━━━ AVAILABLE DATA

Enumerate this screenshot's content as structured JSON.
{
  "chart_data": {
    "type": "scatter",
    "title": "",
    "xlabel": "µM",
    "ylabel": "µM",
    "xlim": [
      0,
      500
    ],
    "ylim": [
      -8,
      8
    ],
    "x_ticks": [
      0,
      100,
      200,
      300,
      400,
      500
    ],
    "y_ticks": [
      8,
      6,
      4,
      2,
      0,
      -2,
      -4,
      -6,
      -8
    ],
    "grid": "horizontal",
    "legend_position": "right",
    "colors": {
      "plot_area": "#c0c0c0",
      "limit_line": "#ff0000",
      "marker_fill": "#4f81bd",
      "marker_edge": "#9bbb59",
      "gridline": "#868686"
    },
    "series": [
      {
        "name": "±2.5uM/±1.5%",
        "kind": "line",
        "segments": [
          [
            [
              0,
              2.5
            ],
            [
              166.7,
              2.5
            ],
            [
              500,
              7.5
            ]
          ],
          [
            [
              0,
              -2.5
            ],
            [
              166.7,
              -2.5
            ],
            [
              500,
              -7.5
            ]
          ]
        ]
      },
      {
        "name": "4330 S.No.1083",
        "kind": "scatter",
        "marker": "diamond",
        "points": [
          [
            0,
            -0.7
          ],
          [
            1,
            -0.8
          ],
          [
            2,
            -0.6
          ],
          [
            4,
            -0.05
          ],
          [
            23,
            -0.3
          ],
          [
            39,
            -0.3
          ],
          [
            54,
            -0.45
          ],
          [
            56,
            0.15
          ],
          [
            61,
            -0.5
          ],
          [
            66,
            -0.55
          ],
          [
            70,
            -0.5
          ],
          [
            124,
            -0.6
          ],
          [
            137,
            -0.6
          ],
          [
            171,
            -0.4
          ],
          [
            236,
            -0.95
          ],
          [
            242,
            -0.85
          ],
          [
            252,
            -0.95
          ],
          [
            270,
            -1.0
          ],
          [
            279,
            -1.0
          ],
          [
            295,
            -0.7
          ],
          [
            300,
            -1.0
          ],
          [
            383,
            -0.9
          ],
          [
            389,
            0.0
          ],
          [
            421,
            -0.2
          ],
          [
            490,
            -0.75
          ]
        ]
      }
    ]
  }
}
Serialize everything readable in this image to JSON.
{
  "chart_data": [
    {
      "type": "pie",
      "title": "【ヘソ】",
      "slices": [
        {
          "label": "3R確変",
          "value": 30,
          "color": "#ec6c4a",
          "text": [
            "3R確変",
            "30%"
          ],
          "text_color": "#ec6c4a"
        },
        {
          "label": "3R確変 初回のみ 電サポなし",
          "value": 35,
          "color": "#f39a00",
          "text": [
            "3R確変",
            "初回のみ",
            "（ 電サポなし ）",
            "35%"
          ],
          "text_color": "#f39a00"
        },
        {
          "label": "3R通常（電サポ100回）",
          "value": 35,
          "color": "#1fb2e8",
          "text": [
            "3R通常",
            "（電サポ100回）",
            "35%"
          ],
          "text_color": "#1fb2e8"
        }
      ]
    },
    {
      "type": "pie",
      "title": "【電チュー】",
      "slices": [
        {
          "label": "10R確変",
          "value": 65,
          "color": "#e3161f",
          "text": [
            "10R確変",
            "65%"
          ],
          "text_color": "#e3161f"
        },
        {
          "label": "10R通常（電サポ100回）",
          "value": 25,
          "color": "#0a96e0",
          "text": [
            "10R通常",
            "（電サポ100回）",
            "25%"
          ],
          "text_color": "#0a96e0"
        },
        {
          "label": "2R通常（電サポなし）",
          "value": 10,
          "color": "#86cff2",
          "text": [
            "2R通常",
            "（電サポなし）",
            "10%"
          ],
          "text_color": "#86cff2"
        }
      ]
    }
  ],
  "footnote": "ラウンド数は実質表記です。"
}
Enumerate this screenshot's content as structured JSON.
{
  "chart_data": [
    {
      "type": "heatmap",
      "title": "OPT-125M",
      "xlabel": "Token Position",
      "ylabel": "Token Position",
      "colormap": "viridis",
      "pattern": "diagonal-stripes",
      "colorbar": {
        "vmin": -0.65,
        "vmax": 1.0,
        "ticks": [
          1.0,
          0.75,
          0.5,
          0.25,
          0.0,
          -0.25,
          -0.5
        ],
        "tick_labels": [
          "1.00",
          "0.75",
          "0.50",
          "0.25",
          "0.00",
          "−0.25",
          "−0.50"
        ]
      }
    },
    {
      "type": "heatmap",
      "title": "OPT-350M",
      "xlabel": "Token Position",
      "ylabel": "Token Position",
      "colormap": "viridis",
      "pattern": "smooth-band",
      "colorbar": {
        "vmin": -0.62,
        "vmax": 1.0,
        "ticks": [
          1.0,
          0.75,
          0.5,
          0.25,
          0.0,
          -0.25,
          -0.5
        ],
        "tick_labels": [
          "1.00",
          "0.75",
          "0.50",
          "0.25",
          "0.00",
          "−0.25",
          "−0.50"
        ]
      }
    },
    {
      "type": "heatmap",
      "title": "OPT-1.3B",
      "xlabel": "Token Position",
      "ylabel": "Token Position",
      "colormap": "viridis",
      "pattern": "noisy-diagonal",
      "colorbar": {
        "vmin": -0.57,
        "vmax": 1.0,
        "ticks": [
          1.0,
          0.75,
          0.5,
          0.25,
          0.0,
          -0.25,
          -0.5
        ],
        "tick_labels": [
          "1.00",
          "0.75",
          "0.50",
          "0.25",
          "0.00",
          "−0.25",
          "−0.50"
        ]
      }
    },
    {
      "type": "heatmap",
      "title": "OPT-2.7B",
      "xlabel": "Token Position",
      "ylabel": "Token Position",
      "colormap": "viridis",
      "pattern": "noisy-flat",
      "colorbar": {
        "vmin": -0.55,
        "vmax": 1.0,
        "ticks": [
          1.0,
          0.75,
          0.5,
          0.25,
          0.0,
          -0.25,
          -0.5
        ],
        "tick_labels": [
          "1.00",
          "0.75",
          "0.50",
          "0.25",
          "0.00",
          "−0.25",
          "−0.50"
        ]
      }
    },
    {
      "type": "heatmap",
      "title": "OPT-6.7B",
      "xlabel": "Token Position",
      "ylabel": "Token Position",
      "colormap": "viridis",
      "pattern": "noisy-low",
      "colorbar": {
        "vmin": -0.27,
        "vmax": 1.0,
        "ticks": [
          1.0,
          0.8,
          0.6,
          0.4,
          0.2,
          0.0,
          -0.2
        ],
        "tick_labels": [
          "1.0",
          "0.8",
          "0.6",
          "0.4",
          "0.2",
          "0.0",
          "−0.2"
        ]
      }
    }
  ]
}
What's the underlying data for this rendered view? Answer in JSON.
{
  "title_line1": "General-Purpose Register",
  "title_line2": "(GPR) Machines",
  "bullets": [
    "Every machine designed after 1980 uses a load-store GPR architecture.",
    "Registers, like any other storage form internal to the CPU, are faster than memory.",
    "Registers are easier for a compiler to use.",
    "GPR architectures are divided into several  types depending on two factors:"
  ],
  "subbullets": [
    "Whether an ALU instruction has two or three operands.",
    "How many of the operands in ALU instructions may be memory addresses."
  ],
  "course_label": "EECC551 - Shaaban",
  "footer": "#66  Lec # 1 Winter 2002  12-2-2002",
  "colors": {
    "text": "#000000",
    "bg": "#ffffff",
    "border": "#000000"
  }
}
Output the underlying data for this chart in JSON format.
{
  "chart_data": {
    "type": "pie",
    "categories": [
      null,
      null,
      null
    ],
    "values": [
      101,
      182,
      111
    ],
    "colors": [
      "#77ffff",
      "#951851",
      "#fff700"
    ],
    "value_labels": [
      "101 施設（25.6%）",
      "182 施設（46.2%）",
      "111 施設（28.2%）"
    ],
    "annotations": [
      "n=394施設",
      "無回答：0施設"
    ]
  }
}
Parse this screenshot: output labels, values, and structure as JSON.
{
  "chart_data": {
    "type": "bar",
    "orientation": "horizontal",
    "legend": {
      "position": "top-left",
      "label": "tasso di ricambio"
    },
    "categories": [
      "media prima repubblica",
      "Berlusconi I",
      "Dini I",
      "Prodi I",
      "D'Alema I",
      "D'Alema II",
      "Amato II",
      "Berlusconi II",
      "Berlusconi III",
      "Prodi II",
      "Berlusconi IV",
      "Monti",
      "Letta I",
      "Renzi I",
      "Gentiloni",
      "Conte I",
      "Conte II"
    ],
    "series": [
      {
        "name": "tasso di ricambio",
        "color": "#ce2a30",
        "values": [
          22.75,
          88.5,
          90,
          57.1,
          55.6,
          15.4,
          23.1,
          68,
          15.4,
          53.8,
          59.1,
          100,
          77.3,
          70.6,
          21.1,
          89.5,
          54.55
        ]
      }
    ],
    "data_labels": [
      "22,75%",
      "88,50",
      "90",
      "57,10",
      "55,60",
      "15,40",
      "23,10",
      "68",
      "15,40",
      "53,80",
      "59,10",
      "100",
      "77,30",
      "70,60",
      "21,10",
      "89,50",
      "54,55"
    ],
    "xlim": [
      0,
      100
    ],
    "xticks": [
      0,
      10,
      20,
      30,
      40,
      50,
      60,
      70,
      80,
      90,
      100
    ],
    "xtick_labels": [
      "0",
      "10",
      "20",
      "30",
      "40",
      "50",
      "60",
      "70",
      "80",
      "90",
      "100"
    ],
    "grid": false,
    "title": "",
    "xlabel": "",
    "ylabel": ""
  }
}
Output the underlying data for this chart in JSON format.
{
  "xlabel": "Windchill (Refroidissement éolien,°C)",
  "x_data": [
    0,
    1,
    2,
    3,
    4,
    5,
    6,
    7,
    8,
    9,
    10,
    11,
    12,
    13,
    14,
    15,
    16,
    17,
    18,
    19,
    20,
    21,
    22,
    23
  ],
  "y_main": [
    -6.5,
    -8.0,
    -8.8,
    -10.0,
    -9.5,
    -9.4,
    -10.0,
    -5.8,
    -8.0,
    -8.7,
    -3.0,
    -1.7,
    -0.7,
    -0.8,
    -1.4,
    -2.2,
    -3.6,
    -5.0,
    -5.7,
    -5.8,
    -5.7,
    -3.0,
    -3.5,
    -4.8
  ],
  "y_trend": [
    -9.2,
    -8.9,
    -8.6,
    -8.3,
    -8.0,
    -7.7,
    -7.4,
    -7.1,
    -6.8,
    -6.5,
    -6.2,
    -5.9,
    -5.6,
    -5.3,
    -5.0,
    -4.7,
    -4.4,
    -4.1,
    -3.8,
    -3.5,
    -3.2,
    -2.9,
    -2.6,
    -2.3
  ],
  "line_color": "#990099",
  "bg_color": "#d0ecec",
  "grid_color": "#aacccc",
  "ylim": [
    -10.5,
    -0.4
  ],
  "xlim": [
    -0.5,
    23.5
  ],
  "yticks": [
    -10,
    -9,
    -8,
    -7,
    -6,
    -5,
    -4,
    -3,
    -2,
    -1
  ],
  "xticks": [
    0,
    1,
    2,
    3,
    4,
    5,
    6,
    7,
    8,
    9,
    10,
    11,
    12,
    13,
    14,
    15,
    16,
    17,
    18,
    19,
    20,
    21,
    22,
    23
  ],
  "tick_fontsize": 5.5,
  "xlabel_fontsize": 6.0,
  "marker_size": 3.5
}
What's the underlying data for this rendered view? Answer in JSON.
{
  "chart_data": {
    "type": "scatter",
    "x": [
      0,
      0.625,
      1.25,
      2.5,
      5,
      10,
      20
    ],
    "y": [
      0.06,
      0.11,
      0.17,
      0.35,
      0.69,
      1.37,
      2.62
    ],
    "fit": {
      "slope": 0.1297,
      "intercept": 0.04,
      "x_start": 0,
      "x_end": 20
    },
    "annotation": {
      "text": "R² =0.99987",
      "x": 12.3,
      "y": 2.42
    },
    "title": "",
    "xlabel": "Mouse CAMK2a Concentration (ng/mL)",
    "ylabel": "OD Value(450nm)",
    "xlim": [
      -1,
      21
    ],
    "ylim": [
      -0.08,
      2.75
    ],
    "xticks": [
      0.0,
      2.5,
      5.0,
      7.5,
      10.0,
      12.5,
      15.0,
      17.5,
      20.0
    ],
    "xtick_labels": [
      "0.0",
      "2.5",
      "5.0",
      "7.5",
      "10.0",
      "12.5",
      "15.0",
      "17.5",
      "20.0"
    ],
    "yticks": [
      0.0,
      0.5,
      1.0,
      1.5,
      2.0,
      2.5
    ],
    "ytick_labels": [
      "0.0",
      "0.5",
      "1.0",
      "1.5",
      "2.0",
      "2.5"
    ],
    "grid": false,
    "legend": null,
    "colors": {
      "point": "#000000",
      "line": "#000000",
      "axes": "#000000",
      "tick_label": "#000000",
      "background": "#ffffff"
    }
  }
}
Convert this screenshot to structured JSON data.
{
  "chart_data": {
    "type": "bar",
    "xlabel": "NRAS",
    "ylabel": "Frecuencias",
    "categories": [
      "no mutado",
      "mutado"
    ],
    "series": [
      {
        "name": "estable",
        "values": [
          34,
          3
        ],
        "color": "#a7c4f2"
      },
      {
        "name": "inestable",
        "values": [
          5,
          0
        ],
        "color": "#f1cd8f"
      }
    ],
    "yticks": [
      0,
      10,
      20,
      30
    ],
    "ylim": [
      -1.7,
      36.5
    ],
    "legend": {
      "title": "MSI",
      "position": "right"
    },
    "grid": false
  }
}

━━━━━━

SHORT TASK — Across the preceding material, how many lines contain the word "memory"? State the number alone.

ANSWER IN FULL — 2